▸ The task
Can you copy out the data exactly? Leave the images out.

▸ Material for this task
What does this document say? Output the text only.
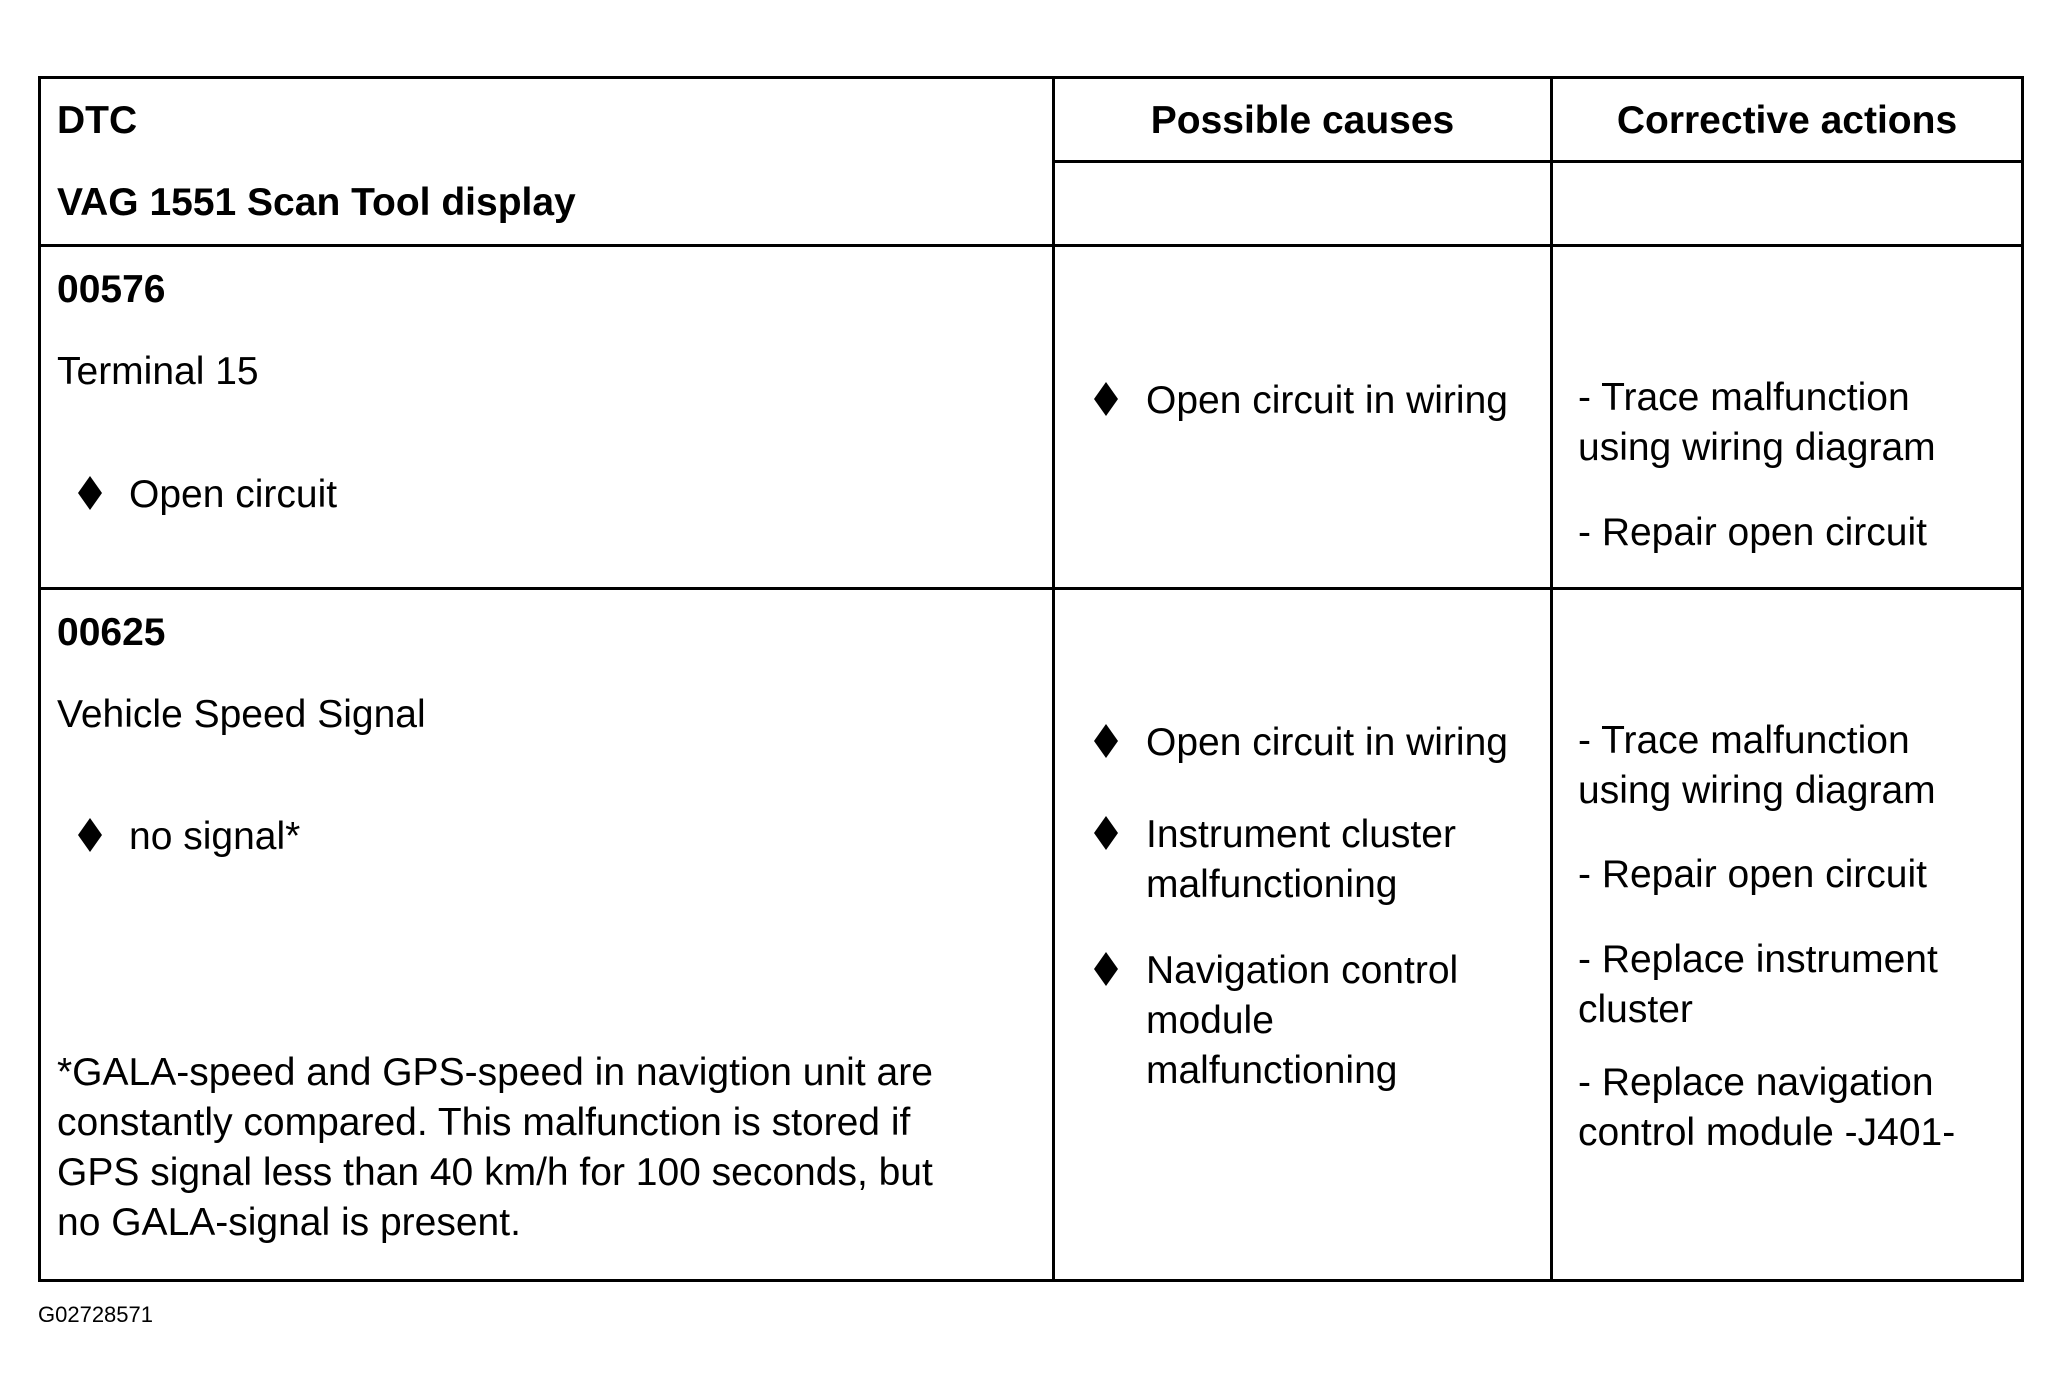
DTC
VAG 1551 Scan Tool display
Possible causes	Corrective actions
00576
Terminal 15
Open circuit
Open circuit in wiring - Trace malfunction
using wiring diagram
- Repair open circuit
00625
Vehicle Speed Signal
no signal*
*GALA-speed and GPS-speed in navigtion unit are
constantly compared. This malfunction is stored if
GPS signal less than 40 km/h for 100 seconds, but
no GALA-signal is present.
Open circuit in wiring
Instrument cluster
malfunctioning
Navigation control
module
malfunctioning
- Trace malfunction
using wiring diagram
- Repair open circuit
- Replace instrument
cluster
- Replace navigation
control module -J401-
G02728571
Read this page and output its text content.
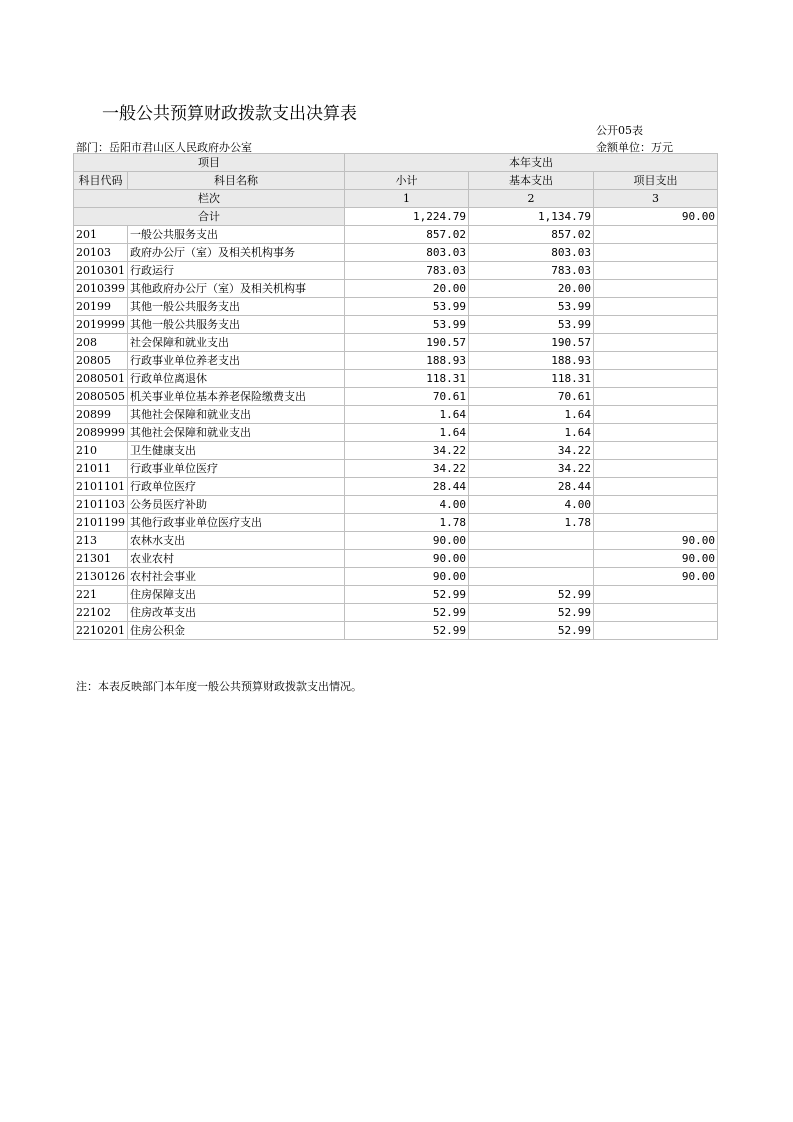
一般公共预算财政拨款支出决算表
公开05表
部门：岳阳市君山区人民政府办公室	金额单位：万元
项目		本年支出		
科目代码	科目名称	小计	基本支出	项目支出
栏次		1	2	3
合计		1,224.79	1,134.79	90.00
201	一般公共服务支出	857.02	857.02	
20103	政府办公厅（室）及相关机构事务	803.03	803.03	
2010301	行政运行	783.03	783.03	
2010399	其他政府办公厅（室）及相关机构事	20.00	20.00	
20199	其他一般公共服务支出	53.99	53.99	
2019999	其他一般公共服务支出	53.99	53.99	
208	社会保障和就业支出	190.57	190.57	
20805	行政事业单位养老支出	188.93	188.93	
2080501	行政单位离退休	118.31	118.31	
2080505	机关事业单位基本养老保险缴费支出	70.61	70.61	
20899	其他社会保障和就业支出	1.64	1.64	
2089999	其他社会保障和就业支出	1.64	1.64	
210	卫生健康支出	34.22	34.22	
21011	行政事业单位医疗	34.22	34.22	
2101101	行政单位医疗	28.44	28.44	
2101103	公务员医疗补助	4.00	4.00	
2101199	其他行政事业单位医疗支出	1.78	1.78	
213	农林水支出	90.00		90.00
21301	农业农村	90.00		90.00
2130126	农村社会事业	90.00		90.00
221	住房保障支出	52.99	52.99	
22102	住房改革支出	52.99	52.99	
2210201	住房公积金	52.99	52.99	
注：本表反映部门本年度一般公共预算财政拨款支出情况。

▸ Worked answer
What does this document say? Output the text only.
DTC
VAG 1551 Scan Tool display
Possible causes	Corrective actions
00576
Terminal 15
Open circuit
Open circuit in wiring - Trace malfunction
using wiring diagram
- Repair open circuit
00625
Vehicle Speed Signal
no signal*
*GALA-speed and GPS-speed in navigtion unit are
constantly compared. This malfunction is stored if
GPS signal less than 40 km/h for 100 seconds, but
no GALA-signal is present.
Open circuit in wiring
Instrument cluster
malfunctioning
Navigation control
module
malfunctioning
- Trace malfunction
using wiring diagram
- Repair open circuit
- Replace instrument
cluster
- Replace navigation
control module -J401-
G02728571
Read this page and output its text content.
一般公共预算财政拨款支出决算表
公开05表
部门：岳阳市君山区人民政府办公室	金额单位：万元
项目		本年支出		
科目代码	科目名称	小计	基本支出	项目支出
栏次		1	2	3
合计		1,224.79	1,134.79	90.00
201	一般公共服务支出	857.02	857.02	
20103	政府办公厅（室）及相关机构事务	803.03	803.03	
2010301	行政运行	783.03	783.03	
2010399	其他政府办公厅（室）及相关机构事	20.00	20.00	
20199	其他一般公共服务支出	53.99	53.99	
2019999	其他一般公共服务支出	53.99	53.99	
208	社会保障和就业支出	190.57	190.57	
20805	行政事业单位养老支出	188.93	188.93	
2080501	行政单位离退休	118.31	118.31	
2080505	机关事业单位基本养老保险缴费支出	70.61	70.61	
20899	其他社会保障和就业支出	1.64	1.64	
2089999	其他社会保障和就业支出	1.64	1.64	
210	卫生健康支出	34.22	34.22	
21011	行政事业单位医疗	34.22	34.22	
2101101	行政单位医疗	28.44	28.44	
2101103	公务员医疗补助	4.00	4.00	
2101199	其他行政事业单位医疗支出	1.78	1.78	
213	农林水支出	90.00		90.00
21301	农业农村	90.00		90.00
2130126	农村社会事业	90.00		90.00
221	住房保障支出	52.99	52.99	
22102	住房改革支出	52.99	52.99	
2210201	住房公积金	52.99	52.99	
注：本表反映部门本年度一般公共预算财政拨款支出情况。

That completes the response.